● EXERCISE DETAILS
Collect each line containing "ευρωζώνης".

● RECORDS FOR THE EXERCISE

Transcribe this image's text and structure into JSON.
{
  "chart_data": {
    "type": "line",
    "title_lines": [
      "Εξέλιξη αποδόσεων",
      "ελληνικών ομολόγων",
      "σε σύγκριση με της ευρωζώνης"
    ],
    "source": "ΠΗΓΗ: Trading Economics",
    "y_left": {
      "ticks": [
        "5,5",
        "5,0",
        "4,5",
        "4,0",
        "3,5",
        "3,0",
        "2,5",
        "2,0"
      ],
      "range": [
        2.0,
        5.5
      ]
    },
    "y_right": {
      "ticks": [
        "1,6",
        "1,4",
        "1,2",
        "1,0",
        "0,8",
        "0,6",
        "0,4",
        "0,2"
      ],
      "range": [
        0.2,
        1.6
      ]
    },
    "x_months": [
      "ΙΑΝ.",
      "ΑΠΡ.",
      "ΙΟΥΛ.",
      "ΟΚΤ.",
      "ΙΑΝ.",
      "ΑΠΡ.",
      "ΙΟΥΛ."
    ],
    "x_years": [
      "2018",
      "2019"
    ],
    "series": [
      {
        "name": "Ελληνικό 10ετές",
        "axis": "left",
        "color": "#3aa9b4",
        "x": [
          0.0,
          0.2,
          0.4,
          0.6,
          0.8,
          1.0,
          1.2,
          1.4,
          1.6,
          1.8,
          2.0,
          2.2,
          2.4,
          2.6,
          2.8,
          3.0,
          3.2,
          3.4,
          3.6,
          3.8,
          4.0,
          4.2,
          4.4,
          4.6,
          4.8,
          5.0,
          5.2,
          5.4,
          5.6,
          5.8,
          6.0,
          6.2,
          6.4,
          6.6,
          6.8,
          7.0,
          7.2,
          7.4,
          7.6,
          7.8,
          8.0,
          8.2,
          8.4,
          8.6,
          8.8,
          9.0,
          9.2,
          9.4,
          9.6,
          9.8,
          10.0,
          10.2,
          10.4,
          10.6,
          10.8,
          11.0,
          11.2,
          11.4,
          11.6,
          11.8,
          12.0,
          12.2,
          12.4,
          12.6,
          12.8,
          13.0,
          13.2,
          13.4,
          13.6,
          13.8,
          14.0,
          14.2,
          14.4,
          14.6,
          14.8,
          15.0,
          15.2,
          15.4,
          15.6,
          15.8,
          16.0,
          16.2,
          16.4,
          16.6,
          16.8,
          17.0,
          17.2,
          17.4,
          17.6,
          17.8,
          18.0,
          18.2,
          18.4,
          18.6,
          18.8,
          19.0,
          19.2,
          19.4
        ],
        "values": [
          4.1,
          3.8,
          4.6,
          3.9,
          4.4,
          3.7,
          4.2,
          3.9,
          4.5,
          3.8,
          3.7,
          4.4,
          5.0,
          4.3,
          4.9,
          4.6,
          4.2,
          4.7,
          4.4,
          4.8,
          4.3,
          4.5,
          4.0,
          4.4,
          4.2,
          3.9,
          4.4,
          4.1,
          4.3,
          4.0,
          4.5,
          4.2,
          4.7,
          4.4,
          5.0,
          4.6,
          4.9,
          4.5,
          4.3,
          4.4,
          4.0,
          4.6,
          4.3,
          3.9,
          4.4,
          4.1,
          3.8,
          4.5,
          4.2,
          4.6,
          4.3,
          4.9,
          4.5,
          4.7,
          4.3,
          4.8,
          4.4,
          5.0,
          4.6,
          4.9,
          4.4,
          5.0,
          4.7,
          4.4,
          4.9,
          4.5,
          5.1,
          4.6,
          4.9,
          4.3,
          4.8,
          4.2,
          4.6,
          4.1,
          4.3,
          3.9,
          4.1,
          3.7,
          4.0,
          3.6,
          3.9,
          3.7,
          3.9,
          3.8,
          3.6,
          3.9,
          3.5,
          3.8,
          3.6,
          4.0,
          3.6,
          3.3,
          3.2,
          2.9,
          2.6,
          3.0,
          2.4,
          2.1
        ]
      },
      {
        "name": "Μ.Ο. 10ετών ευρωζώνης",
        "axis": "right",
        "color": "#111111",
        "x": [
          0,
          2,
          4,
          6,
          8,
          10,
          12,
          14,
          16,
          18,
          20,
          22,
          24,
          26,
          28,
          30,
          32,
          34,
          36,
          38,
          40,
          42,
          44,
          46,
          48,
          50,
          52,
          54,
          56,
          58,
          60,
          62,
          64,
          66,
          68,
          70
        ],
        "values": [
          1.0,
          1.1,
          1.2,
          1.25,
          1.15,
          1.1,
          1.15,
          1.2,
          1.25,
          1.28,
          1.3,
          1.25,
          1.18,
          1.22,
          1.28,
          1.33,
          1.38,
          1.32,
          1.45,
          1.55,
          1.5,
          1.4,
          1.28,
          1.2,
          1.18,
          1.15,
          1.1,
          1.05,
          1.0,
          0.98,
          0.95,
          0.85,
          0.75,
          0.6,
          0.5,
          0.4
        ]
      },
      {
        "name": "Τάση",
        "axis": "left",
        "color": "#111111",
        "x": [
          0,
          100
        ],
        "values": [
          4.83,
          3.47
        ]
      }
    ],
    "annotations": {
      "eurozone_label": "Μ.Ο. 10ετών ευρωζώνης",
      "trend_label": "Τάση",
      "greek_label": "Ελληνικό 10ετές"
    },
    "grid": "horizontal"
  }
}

● RESULT
      "σε σύγκριση με της ευρωζώνης"
        "name": "Μ.Ο. 10ετών ευρωζώνης",
      "eurozone_label": "Μ.Ο. 10ετών ευρωζώνης",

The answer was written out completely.